**Goal**
Show every line in the entries below where the word "Figure" appears.

---

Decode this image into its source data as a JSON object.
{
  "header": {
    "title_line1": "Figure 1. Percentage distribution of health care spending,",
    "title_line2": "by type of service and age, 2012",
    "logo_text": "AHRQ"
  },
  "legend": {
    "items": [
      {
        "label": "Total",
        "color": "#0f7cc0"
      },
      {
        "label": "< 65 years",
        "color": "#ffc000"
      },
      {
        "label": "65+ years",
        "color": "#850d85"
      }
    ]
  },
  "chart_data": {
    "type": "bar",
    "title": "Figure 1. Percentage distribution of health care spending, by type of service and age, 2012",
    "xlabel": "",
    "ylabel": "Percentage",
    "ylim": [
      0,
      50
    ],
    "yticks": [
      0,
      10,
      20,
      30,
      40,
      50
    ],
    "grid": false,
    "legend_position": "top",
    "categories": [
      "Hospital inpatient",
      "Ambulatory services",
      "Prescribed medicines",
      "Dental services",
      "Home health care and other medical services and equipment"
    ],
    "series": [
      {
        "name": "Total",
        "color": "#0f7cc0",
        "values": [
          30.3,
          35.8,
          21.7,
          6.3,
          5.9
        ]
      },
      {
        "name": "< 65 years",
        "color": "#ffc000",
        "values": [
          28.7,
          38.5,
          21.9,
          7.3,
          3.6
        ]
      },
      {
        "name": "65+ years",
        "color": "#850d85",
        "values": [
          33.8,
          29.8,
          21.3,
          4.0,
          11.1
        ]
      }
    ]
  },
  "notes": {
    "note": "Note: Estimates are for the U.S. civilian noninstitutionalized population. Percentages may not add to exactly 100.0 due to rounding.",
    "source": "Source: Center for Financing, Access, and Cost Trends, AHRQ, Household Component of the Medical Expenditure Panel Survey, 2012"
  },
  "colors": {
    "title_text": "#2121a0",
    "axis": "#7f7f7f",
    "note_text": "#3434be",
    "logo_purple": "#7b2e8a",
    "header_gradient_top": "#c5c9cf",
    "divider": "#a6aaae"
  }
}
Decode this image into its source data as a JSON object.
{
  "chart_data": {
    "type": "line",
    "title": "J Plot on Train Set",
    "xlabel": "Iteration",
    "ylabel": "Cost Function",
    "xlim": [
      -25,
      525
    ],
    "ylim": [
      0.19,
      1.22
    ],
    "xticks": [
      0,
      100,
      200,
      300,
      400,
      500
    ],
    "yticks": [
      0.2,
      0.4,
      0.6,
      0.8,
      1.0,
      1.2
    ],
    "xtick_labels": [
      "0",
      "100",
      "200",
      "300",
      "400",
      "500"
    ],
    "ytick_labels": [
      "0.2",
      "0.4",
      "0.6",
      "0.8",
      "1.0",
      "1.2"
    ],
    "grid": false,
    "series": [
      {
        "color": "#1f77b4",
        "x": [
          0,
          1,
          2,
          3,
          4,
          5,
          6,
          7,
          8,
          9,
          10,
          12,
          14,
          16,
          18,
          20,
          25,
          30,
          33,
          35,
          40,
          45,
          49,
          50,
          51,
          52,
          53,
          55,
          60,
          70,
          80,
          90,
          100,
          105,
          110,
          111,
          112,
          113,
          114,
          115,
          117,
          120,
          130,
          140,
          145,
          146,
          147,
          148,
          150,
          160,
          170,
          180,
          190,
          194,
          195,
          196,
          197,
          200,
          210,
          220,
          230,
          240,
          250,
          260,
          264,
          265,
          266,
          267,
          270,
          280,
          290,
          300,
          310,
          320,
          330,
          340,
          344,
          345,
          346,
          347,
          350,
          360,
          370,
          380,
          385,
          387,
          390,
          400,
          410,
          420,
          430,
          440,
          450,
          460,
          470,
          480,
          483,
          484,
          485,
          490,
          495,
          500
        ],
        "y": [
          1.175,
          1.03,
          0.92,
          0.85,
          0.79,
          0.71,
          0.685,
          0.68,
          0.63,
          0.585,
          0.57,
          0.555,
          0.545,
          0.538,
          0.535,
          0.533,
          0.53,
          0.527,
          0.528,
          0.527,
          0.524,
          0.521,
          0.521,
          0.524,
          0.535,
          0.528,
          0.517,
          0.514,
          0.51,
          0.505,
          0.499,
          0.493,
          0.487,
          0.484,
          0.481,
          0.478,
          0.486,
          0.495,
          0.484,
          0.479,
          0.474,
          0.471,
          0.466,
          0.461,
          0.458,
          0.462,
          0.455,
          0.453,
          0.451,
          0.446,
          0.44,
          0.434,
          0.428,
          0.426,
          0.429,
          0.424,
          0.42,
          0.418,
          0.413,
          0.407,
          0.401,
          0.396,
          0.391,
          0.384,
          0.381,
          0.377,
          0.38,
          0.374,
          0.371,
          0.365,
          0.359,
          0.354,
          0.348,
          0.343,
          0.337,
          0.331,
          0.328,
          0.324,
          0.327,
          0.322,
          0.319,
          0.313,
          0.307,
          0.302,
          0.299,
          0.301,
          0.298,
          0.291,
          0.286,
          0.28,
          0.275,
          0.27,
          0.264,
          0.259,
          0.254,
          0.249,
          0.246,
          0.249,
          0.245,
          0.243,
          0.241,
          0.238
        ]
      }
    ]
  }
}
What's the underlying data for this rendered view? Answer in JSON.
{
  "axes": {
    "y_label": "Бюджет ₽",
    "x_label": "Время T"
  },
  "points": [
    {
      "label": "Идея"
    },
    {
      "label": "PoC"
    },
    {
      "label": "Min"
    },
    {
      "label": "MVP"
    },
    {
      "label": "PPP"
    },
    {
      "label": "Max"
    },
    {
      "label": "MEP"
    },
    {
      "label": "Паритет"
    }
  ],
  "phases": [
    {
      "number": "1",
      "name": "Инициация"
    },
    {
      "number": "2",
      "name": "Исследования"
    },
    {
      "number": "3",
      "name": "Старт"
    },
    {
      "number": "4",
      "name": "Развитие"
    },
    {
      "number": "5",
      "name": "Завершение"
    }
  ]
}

---

**Right answer**
    "title_line1": "Figure 1. Percentage distribution of health care spending,",
    "title": "Figure 1. Percentage distribution of health care spending, by type of service and age, 2012",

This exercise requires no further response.